EXERCISE INSTRUCTIONS: Your task is to filter the data below down to the lines holding "value".

Rows from a figure dataset
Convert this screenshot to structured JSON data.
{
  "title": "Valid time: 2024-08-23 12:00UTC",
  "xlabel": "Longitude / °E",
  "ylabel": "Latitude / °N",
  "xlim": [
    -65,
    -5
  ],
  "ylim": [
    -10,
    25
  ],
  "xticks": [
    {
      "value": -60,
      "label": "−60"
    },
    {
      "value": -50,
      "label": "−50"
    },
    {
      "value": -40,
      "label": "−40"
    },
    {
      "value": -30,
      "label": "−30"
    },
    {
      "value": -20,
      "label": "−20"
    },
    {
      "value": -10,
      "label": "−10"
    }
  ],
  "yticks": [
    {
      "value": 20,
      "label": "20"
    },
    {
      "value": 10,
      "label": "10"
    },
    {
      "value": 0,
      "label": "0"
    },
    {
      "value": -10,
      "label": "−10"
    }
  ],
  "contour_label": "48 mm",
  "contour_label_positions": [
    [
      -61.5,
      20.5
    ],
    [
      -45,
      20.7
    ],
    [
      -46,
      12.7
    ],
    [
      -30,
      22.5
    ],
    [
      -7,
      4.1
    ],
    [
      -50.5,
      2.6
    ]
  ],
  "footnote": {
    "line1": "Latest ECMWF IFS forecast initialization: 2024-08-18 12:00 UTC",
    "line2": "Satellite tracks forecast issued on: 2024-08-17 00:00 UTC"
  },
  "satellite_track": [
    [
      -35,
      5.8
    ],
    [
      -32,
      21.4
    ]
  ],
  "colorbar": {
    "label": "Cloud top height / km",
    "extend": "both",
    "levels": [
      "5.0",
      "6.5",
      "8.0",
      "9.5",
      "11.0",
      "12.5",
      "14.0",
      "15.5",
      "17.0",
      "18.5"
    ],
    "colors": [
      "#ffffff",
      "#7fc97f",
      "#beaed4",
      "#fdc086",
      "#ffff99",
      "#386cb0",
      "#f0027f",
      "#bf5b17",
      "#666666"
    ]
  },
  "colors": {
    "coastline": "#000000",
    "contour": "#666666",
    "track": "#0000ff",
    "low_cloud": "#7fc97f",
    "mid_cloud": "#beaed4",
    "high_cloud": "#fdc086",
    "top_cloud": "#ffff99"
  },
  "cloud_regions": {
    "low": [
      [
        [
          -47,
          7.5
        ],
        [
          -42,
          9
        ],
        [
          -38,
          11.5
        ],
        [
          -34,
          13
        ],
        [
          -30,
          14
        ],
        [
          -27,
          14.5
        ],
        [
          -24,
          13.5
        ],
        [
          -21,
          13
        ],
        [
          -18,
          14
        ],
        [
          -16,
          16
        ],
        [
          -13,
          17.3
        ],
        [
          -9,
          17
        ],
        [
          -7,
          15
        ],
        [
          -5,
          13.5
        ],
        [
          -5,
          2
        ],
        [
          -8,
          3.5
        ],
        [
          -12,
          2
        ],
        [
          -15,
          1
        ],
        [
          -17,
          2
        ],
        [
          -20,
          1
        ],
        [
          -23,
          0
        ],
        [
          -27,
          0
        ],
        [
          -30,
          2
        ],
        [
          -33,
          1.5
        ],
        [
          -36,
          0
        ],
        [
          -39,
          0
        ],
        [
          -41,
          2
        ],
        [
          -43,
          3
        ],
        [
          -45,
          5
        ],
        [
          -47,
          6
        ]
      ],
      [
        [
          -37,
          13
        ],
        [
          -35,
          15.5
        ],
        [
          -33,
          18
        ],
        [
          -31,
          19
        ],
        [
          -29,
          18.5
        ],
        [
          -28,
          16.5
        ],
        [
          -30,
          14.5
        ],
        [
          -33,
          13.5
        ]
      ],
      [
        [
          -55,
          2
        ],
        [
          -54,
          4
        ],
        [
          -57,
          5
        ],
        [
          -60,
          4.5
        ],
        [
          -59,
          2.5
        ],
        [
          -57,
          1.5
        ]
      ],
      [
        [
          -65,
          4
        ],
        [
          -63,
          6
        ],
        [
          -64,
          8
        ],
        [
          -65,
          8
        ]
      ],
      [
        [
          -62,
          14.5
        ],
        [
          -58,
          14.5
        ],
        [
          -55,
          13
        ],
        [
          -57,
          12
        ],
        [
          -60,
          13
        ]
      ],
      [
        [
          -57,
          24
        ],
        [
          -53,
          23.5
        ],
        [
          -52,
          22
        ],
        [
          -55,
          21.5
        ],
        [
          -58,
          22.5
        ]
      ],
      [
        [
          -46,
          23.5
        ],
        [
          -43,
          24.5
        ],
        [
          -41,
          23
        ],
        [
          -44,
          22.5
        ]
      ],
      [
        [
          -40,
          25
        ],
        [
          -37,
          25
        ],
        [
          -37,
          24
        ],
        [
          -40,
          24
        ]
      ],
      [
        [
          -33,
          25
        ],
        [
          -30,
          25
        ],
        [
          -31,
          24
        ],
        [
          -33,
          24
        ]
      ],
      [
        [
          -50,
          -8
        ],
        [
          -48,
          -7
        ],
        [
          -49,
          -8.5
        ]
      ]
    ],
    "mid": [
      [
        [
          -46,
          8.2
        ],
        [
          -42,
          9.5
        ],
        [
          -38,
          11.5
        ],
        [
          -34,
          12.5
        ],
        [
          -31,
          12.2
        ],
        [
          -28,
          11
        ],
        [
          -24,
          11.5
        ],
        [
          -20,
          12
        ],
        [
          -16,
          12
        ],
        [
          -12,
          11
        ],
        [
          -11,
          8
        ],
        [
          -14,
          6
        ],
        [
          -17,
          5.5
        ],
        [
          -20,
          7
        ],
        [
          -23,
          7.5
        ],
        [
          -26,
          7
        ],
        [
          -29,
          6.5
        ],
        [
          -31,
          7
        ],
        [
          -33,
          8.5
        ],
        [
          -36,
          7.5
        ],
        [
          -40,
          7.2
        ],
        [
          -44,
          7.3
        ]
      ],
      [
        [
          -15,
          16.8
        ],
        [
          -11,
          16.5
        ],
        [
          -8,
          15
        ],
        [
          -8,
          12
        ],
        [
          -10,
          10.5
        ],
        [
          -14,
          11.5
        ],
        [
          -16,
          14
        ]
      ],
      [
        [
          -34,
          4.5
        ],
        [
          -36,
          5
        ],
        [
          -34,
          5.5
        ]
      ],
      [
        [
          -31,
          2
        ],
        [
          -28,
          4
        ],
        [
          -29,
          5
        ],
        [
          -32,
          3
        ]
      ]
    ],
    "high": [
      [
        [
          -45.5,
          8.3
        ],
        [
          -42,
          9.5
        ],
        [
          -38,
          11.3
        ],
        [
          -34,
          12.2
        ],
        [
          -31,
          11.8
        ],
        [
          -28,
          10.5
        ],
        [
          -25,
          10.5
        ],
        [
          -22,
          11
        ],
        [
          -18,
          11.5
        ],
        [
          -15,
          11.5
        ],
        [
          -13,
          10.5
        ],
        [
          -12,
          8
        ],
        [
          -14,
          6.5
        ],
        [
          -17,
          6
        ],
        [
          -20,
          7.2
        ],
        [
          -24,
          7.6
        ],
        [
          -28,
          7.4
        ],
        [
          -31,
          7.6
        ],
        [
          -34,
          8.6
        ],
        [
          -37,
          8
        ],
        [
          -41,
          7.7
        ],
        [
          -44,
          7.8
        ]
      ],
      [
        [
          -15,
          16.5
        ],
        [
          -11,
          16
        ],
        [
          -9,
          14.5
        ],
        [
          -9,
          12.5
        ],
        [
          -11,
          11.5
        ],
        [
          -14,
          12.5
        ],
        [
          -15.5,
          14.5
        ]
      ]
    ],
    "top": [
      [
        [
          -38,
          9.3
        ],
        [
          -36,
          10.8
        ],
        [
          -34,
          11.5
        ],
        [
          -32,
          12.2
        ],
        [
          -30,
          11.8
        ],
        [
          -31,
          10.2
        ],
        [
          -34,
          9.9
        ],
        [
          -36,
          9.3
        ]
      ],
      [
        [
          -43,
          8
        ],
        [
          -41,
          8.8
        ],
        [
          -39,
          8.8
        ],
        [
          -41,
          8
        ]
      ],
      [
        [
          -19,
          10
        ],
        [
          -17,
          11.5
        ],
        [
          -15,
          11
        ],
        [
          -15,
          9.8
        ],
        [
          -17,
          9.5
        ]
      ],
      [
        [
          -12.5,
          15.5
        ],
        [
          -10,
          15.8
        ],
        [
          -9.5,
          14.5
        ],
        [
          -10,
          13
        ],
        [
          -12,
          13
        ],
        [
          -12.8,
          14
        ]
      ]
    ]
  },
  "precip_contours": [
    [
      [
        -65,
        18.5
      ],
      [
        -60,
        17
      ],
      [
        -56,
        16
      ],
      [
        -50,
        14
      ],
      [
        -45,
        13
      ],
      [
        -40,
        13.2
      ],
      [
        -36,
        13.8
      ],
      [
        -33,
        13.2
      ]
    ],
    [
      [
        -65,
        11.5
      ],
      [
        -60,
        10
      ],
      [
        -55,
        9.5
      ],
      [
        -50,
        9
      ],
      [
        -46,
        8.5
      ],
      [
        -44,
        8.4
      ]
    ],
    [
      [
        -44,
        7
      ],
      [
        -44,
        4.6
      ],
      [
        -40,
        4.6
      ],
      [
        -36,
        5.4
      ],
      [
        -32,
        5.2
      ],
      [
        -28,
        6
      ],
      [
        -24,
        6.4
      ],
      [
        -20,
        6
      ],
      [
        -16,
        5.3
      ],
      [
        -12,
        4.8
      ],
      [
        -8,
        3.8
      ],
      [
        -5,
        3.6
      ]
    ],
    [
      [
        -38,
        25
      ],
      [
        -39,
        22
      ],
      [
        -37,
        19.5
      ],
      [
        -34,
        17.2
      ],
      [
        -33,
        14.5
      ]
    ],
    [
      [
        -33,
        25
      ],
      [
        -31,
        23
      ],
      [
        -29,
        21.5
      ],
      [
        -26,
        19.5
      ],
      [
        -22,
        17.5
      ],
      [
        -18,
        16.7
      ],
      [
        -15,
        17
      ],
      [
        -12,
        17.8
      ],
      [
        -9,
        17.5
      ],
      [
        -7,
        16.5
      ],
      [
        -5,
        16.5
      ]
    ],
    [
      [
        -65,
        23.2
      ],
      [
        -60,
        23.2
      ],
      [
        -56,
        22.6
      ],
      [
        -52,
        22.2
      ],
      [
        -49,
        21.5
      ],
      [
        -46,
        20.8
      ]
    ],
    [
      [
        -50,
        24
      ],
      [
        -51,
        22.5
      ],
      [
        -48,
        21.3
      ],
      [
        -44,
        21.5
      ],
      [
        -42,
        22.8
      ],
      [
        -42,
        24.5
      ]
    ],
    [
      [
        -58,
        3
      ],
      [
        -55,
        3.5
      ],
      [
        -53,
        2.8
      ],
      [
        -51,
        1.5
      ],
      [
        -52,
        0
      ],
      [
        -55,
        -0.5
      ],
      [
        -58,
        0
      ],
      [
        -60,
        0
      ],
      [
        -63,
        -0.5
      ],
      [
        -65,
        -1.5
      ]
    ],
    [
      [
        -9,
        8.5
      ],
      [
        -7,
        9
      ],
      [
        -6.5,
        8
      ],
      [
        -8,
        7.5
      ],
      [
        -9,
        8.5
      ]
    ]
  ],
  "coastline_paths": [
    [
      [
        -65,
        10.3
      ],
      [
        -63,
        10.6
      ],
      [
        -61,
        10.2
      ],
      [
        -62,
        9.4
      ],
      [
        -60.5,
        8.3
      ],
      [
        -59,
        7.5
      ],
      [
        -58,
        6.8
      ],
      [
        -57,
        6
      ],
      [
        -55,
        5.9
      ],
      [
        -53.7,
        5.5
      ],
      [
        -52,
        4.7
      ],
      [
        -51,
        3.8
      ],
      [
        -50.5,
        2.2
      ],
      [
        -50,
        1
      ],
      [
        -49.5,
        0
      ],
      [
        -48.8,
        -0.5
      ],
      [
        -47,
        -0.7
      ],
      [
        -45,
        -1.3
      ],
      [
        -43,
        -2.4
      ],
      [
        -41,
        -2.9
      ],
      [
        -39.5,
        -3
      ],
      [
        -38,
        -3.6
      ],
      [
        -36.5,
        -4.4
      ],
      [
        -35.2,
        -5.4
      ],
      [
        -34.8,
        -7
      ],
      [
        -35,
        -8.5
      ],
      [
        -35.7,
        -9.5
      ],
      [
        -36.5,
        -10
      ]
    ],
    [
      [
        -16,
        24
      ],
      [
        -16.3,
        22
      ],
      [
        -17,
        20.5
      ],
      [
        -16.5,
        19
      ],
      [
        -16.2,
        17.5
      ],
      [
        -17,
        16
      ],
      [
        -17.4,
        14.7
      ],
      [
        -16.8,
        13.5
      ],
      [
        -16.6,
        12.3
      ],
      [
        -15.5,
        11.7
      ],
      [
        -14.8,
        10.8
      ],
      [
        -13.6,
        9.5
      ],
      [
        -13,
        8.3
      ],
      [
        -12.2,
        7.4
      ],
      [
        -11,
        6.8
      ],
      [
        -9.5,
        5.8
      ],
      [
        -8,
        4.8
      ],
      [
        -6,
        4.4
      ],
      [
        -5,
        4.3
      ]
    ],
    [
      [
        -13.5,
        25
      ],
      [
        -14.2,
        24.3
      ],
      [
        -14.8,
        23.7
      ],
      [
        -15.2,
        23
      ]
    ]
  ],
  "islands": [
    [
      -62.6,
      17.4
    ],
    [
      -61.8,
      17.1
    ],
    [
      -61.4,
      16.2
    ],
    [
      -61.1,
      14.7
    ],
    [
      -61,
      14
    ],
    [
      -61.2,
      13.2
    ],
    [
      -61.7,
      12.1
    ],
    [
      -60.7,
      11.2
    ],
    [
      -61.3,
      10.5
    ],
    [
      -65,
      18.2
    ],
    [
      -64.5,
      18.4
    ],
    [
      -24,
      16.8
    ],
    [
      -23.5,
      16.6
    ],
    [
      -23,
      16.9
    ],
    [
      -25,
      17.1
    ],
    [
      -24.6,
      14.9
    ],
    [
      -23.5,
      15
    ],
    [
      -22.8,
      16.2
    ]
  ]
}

CORRECT ANSWER:
      "value": -60,
      "value": -50,
      "value": -40,
      "value": -30,
      "value": -20,
      "value": -10,
      "value": 20,
      "value": 10,
      "value": 0,
      "value": -10,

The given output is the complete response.